BEGIN Extracted information

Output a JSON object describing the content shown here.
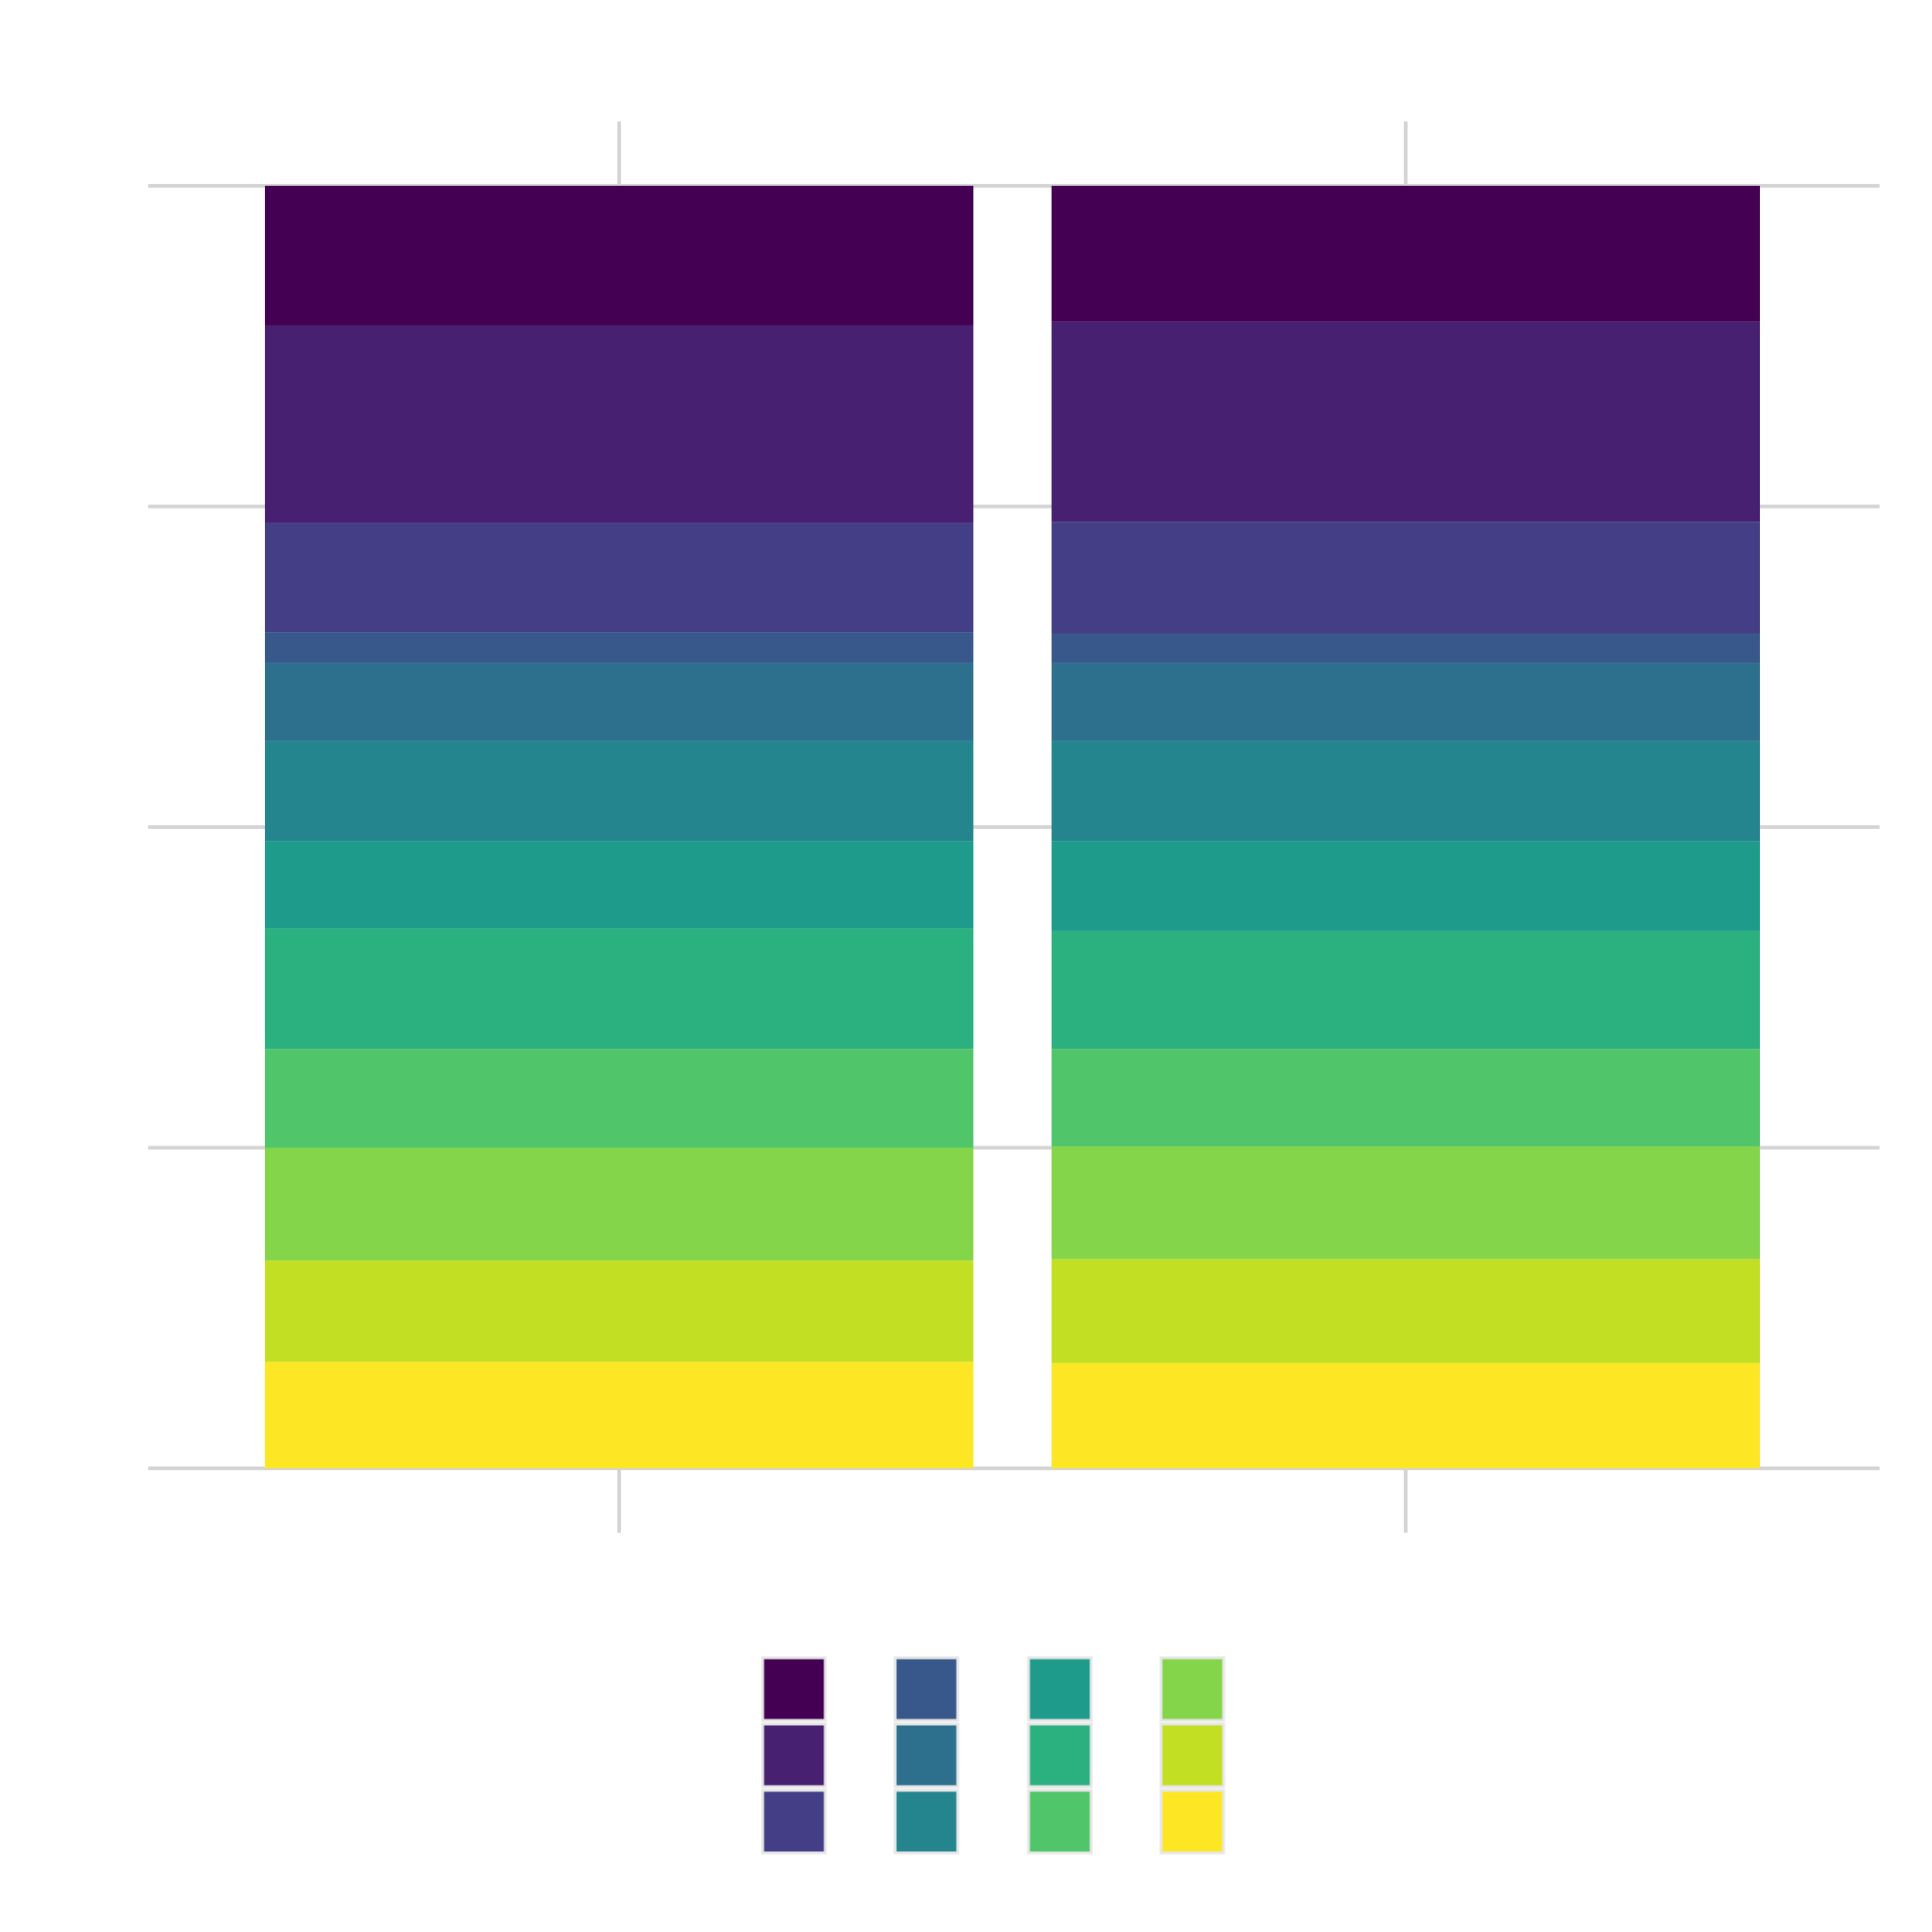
{
  "chart_data": {
    "type": "bar",
    "stacked": true,
    "normalized": true,
    "title": "",
    "xlabel": "",
    "ylabel": "",
    "categories": [
      "",
      ""
    ],
    "ylim": [
      0,
      1
    ],
    "grid": true,
    "legend_position": "bottom",
    "series": [
      {
        "color": "#440154",
        "values": [
          0.109,
          0.106
        ]
      },
      {
        "color": "#482071",
        "values": [
          0.154,
          0.156
        ]
      },
      {
        "color": "#433E85",
        "values": [
          0.085,
          0.087
        ]
      },
      {
        "color": "#38588C",
        "values": [
          0.024,
          0.023
        ]
      },
      {
        "color": "#2D708E",
        "values": [
          0.061,
          0.061
        ]
      },
      {
        "color": "#25858E",
        "values": [
          0.078,
          0.078
        ]
      },
      {
        "color": "#1E9B8A",
        "values": [
          0.068,
          0.07
        ]
      },
      {
        "color": "#2BB07F",
        "values": [
          0.094,
          0.092
        ]
      },
      {
        "color": "#51C56A",
        "values": [
          0.077,
          0.076
        ]
      },
      {
        "color": "#85D54A",
        "values": [
          0.088,
          0.088
        ]
      },
      {
        "color": "#C2DF23",
        "values": [
          0.079,
          0.081
        ]
      },
      {
        "color": "#FDE725",
        "values": [
          0.083,
          0.082
        ]
      }
    ]
  }
}
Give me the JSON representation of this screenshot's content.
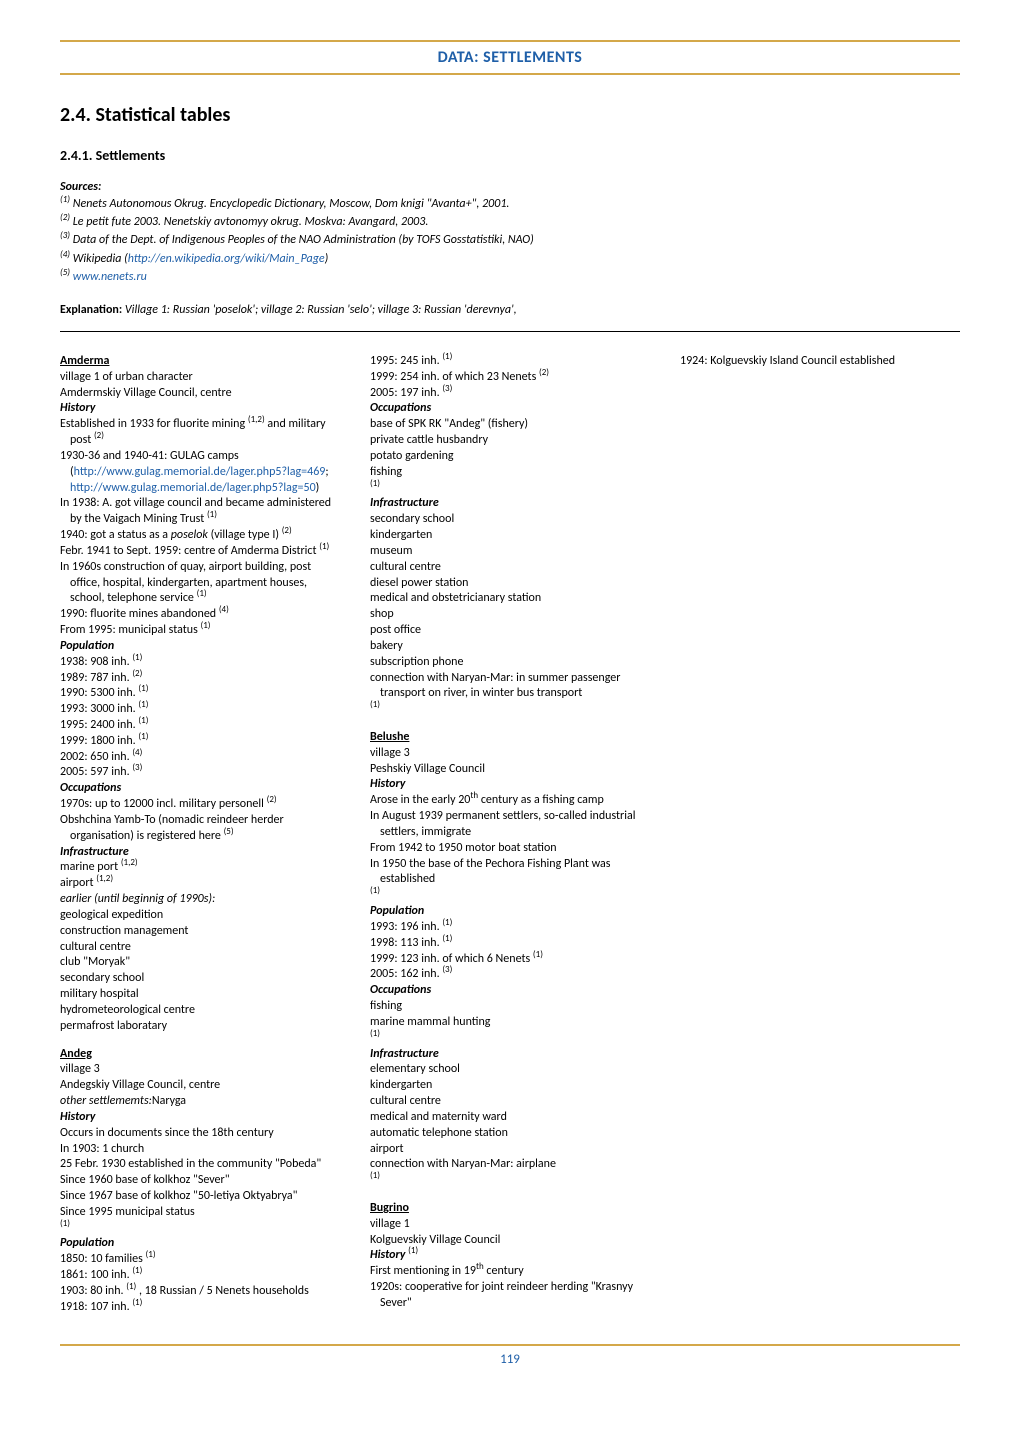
{
  "header": "DATA: SETTLEMENTS",
  "section_title": "2.4. Statistical tables",
  "subsection_title": "2.4.1. Settlements",
  "sources_label": "Sources:",
  "sources": [
    {
      "num": "(1)",
      "text": "Nenets Autonomous Okrug. Encyclopedic Dictionary, Moscow, Dom knigi \"Avanta+\", 2001."
    },
    {
      "num": "(2)",
      "text": "Le petit fute 2003. Nenetskiy avtonomyy okrug. Moskva: Avangard, 2003."
    },
    {
      "num": "(3)",
      "text": "Data of the Dept. of Indigenous Peoples of the NAO Administration (by TOFS Gosstatistiki, NAO)"
    },
    {
      "num": "(4)",
      "text_pre": "Wikipedia (",
      "link": "http://en.wikipedia.org/wiki/Main_Page",
      "text_post": ")"
    },
    {
      "num": "(5)",
      "link": "www.nenets.ru"
    }
  ],
  "explanation_label": "Explanation:",
  "explanation_text": "Village 1: Russian 'poselok'; village 2: Russian 'selo'; village 3: Russian 'derevnya',",
  "page_number": "119",
  "content": [
    {
      "t": "name",
      "v": "Amderma"
    },
    {
      "t": "line",
      "v": "village 1 of urban character"
    },
    {
      "t": "line",
      "v": "Amdermskiy Village Council, centre"
    },
    {
      "t": "sub",
      "v": "History"
    },
    {
      "t": "line",
      "v": "Established in 1933 for fluorite mining <sup>(1,2)</sup> and military post <sup>(2)</sup>"
    },
    {
      "t": "line",
      "v": "1930-36 and 1940-41: GULAG camps (<span class='link'>http://www.gulag.memorial.de/lager.php5?lag=469</span>; <span class='link'>http://www.gulag.memorial.de/lager.php5?lag=50</span>)"
    },
    {
      "t": "line",
      "v": "In 1938: A. got village council and became administered by the Vaigach Mining Trust <sup>(1)</sup>"
    },
    {
      "t": "line",
      "v": "1940: got a status as a <i>poselok</i> (village type I) <sup>(2)</sup>"
    },
    {
      "t": "line",
      "v": "Febr. 1941 to Sept. 1959: centre of Amderma District <sup>(1)</sup>"
    },
    {
      "t": "line",
      "v": "In 1960s construction of quay, airport building, post office, hospital, kindergarten, apartment houses, school, telephone service <sup>(1)</sup>"
    },
    {
      "t": "line",
      "v": "1990: fluorite mines abandoned <sup>(4)</sup>"
    },
    {
      "t": "line",
      "v": "From 1995: municipal status <sup>(1)</sup>"
    },
    {
      "t": "sub",
      "v": "Population"
    },
    {
      "t": "line",
      "v": "1938: 908 inh. <sup>(1)</sup>"
    },
    {
      "t": "line",
      "v": "1989: 787 inh. <sup>(2)</sup>"
    },
    {
      "t": "line",
      "v": "1990: 5300 inh. <sup>(1)</sup>"
    },
    {
      "t": "line",
      "v": "1993: 3000 inh. <sup>(1)</sup>"
    },
    {
      "t": "line",
      "v": "1995: 2400 inh. <sup>(1)</sup>"
    },
    {
      "t": "line",
      "v": "1999: 1800 inh. <sup>(1)</sup>"
    },
    {
      "t": "line",
      "v": "2002: 650 inh. <sup>(4)</sup>"
    },
    {
      "t": "line",
      "v": "2005: 597 inh. <sup>(3)</sup>"
    },
    {
      "t": "sub",
      "v": "Occupations"
    },
    {
      "t": "line",
      "v": "1970s: up to 12000 incl. military personell <sup>(2)</sup>"
    },
    {
      "t": "line",
      "v": "Obshchina Yamb-To (nomadic reindeer herder organisation) is registered here <sup>(5)</sup>"
    },
    {
      "t": "sub",
      "v": "Infrastructure"
    },
    {
      "t": "line",
      "v": "marine port <sup>(1,2)</sup>"
    },
    {
      "t": "line",
      "v": "airport <sup>(1,2)</sup>"
    },
    {
      "t": "line",
      "v": "<i>earlier (until beginnig of 1990s):</i>"
    },
    {
      "t": "line",
      "v": "geological expedition"
    },
    {
      "t": "line",
      "v": "construction management"
    },
    {
      "t": "line",
      "v": "cultural centre"
    },
    {
      "t": "line",
      "v": "club \"Moryak\""
    },
    {
      "t": "line",
      "v": "secondary school"
    },
    {
      "t": "line",
      "v": "military hospital"
    },
    {
      "t": "line",
      "v": "hydrometeorological centre"
    },
    {
      "t": "line",
      "v": "permafrost laboratary"
    },
    {
      "t": "gap"
    },
    {
      "t": "name",
      "v": "Andeg"
    },
    {
      "t": "line",
      "v": "village 3"
    },
    {
      "t": "line",
      "v": "Andegskiy Village Council, centre"
    },
    {
      "t": "line",
      "v": "<i>other settlememts:</i>Naryga"
    },
    {
      "t": "sub",
      "v": "History"
    },
    {
      "t": "line",
      "v": "Occurs in documents since the 18th century"
    },
    {
      "t": "line",
      "v": "In 1903: 1 church"
    },
    {
      "t": "line",
      "v": "25 Febr. 1930 established in the community \"Pobeda\""
    },
    {
      "t": "line",
      "v": "Since 1960 base of kolkhoz \"Sever\""
    },
    {
      "t": "line",
      "v": "Since 1967 base of kolkhoz \"50-letiya Oktyabrya\""
    },
    {
      "t": "line",
      "v": "Since 1995 municipal status"
    },
    {
      "t": "line",
      "v": "<sup>(1)</sup>"
    },
    {
      "t": "sub",
      "v": "Population"
    },
    {
      "t": "line",
      "v": "1850: 10 families <sup>(1)</sup>"
    },
    {
      "t": "line",
      "v": "1861: 100 inh. <sup>(1)</sup>"
    },
    {
      "t": "line",
      "v": "1903: 80 inh. <sup>(1)</sup> , 18 Russian / 5 Nenets households"
    },
    {
      "t": "line",
      "v": "1918: 107 inh. <sup>(1)</sup>"
    },
    {
      "t": "line",
      "v": "1995: 245 inh. <sup>(1)</sup>"
    },
    {
      "t": "line",
      "v": "1999: 254 inh. of which 23 Nenets <sup>(2)</sup>"
    },
    {
      "t": "line",
      "v": "2005: 197 inh. <sup>(3)</sup>"
    },
    {
      "t": "sub",
      "v": "Occupations"
    },
    {
      "t": "line",
      "v": "base of SPK RK \"Andeg\" (fishery)"
    },
    {
      "t": "line",
      "v": "private cattle husbandry"
    },
    {
      "t": "line",
      "v": "potato gardening"
    },
    {
      "t": "line",
      "v": "fishing"
    },
    {
      "t": "line",
      "v": "<sup>(1)</sup>"
    },
    {
      "t": "sub",
      "v": "Infrastructure"
    },
    {
      "t": "line",
      "v": "secondary school"
    },
    {
      "t": "line",
      "v": "kindergarten"
    },
    {
      "t": "line",
      "v": "museum"
    },
    {
      "t": "line",
      "v": "cultural centre"
    },
    {
      "t": "line",
      "v": "diesel power station"
    },
    {
      "t": "line",
      "v": "medical and obstetricianary station"
    },
    {
      "t": "line",
      "v": "shop"
    },
    {
      "t": "line",
      "v": "post office"
    },
    {
      "t": "line",
      "v": "bakery"
    },
    {
      "t": "line",
      "v": "subscription phone"
    },
    {
      "t": "line",
      "v": "connection with Naryan-Mar: in summer passenger transport on river, in winter bus transport"
    },
    {
      "t": "line",
      "v": "<sup>(1)</sup>"
    },
    {
      "t": "gap"
    },
    {
      "t": "name",
      "v": "Belushe"
    },
    {
      "t": "line",
      "v": "village 3"
    },
    {
      "t": "line",
      "v": "Peshskiy Village Council"
    },
    {
      "t": "sub",
      "v": "History"
    },
    {
      "t": "line",
      "v": "Arose in the early 20<sup>th</sup> century as a fishing camp"
    },
    {
      "t": "line",
      "v": "In August 1939 permanent settlers, so-called industrial settlers, immigrate"
    },
    {
      "t": "line",
      "v": "From 1942 to 1950 motor boat station"
    },
    {
      "t": "line",
      "v": "In 1950 the base of the Pechora Fishing Plant was established"
    },
    {
      "t": "line",
      "v": "<sup>(1)</sup>"
    },
    {
      "t": "sub",
      "v": "Population"
    },
    {
      "t": "line",
      "v": "1993: 196 inh. <sup>(1)</sup>"
    },
    {
      "t": "line",
      "v": "1998: 113 inh. <sup>(1)</sup>"
    },
    {
      "t": "line",
      "v": "1999: 123 inh. of which 6 Nenets <sup>(1)</sup>"
    },
    {
      "t": "line",
      "v": "2005: 162 inh. <sup>(3)</sup>"
    },
    {
      "t": "sub",
      "v": "Occupations"
    },
    {
      "t": "line",
      "v": "fishing"
    },
    {
      "t": "line",
      "v": "marine mammal hunting"
    },
    {
      "t": "line",
      "v": "<sup>(1)</sup>"
    },
    {
      "t": "sub",
      "v": "Infrastructure"
    },
    {
      "t": "line",
      "v": "elementary school"
    },
    {
      "t": "line",
      "v": "kindergarten"
    },
    {
      "t": "line",
      "v": "cultural centre"
    },
    {
      "t": "line",
      "v": "medical and maternity ward"
    },
    {
      "t": "line",
      "v": "automatic telephone station"
    },
    {
      "t": "line",
      "v": "airport"
    },
    {
      "t": "line",
      "v": "connection with Naryan-Mar: airplane"
    },
    {
      "t": "line",
      "v": "<sup>(1)</sup>"
    },
    {
      "t": "gap"
    },
    {
      "t": "name",
      "v": "Bugrino"
    },
    {
      "t": "line",
      "v": "village 1"
    },
    {
      "t": "line",
      "v": "Kolguevskiy Village Council"
    },
    {
      "t": "subsup",
      "v": "History",
      "sup": "(1)"
    },
    {
      "t": "line",
      "v": "First mentioning in 19<sup>th</sup> century"
    },
    {
      "t": "line",
      "v": "1920s: cooperative for joint reindeer herding \"Krasnyy Sever\""
    },
    {
      "t": "line",
      "v": "1924: Kolguevskiy Island Council established"
    }
  ]
}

END Extracted information

◆ **Directions**: In the entries above, locate every line with the word "Russian" and copy it.

◆ **Finished exercise**:
  "explanation_text": "Village 1: Russian 'poselok'; village 2: Russian 'selo'; village 3: Russian 'derevnya',",
      "v": "1903: 80 inh. <sup>(1)</sup> , 18 Russian / 5 Nenets households"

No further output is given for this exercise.